___ INFORMATION PROVIDED

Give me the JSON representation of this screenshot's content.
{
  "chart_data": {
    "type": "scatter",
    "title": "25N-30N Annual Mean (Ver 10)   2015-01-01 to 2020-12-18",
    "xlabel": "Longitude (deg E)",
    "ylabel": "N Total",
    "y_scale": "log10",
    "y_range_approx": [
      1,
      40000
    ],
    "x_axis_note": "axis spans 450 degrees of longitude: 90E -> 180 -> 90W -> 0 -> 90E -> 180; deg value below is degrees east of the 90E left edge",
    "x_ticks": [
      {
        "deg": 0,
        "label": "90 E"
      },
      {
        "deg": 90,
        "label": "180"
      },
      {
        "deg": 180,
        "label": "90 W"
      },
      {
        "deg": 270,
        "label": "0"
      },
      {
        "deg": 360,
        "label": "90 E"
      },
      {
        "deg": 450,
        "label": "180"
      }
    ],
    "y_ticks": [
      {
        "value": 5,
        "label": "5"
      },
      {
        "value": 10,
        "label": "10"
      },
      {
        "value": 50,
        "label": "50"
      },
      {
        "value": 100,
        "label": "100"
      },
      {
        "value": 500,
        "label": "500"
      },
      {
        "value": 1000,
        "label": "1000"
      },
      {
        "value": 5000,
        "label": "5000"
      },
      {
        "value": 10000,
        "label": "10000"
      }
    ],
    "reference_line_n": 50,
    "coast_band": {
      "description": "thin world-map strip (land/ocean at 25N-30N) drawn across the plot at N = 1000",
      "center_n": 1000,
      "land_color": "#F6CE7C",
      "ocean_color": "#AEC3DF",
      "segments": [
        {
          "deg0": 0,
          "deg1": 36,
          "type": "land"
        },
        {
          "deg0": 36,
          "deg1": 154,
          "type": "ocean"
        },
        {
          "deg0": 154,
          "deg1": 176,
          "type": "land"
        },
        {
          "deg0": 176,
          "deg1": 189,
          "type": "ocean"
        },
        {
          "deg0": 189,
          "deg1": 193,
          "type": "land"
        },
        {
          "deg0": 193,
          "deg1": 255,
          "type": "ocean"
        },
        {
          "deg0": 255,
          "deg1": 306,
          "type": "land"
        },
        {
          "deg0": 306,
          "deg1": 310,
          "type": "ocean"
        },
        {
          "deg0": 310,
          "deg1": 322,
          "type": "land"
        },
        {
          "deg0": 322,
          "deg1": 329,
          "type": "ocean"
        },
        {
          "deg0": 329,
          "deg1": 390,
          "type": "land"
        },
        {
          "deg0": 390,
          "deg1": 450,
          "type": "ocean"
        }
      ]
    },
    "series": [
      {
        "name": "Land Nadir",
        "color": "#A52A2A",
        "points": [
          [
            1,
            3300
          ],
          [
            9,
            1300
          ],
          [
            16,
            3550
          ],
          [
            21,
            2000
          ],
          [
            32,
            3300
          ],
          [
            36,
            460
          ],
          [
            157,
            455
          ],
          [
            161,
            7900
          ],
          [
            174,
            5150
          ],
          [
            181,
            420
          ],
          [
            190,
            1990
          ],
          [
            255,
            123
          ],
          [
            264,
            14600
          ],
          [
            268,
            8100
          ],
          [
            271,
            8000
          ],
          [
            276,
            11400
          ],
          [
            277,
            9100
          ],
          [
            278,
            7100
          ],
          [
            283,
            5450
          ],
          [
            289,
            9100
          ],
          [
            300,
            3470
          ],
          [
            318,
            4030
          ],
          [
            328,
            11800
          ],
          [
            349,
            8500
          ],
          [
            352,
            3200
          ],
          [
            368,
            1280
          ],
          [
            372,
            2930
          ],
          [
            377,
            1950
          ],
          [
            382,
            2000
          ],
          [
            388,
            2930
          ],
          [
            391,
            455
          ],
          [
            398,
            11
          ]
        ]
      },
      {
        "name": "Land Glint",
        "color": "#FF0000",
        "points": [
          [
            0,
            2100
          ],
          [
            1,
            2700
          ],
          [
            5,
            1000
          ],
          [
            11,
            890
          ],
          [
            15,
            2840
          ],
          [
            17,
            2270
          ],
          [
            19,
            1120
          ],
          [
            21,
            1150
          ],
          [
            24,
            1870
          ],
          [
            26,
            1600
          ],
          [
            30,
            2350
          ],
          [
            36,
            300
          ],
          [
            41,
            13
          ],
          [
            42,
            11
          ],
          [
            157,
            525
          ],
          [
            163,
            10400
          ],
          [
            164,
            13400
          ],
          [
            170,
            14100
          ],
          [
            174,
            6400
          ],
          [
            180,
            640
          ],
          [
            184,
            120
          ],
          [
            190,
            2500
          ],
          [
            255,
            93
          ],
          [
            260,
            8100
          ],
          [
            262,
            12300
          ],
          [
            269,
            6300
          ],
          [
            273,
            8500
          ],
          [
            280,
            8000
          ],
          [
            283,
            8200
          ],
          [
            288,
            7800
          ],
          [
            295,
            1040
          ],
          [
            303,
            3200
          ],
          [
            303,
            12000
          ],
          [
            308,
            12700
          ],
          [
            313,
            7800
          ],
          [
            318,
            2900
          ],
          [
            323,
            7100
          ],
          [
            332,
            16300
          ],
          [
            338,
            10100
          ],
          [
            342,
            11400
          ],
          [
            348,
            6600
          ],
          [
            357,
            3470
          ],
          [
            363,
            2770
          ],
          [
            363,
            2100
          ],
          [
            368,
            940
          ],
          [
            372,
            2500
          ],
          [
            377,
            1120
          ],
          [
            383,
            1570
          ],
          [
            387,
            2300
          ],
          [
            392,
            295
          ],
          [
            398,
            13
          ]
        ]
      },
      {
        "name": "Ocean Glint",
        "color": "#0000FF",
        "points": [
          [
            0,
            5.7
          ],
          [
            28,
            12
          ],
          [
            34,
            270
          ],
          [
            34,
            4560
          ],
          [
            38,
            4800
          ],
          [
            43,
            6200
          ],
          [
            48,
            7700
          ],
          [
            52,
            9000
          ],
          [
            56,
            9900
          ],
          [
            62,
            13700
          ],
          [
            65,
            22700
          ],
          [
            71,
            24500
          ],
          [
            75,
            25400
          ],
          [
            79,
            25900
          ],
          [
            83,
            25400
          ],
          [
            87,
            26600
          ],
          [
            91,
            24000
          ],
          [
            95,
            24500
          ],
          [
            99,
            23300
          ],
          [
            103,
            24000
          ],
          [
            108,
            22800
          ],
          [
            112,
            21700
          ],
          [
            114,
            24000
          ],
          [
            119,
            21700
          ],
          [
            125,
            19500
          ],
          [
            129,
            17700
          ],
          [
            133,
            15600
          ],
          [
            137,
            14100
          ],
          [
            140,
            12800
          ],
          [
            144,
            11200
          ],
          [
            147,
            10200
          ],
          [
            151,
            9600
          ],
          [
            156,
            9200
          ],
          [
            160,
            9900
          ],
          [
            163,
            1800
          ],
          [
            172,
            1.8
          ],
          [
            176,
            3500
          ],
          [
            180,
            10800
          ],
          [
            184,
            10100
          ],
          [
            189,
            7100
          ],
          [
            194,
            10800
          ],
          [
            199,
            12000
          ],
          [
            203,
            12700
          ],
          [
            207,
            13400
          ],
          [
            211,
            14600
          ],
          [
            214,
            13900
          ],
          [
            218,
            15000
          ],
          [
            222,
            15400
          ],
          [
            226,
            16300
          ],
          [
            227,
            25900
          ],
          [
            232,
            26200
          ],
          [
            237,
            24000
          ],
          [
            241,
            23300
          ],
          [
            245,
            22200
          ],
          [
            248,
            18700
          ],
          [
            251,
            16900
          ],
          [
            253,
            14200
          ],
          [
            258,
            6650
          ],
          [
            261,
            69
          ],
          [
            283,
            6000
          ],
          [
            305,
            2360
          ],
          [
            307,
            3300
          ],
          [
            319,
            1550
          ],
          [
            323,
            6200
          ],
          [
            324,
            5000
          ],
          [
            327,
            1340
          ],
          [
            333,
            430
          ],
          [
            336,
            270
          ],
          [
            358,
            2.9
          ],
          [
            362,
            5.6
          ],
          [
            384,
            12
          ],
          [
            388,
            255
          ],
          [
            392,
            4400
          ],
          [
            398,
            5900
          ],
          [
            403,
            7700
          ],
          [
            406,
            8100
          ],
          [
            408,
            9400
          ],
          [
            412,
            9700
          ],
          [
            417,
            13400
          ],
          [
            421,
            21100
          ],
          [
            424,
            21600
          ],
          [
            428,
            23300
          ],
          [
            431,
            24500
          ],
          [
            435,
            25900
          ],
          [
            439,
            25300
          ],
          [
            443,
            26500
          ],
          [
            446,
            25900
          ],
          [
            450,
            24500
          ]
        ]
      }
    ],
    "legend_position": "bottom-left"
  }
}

______

**DIRECTIVE:**
Copy every line that includes the string "left" from the material above.

**TASK OUTPUT:**
    "x_axis_note": "axis spans 450 degrees of longitude: 90E -> 180 -> 90W -> 0 -> 90E -> 180; deg value below is degrees east of the 90E left edge",
    "legend_position": "bottom-left"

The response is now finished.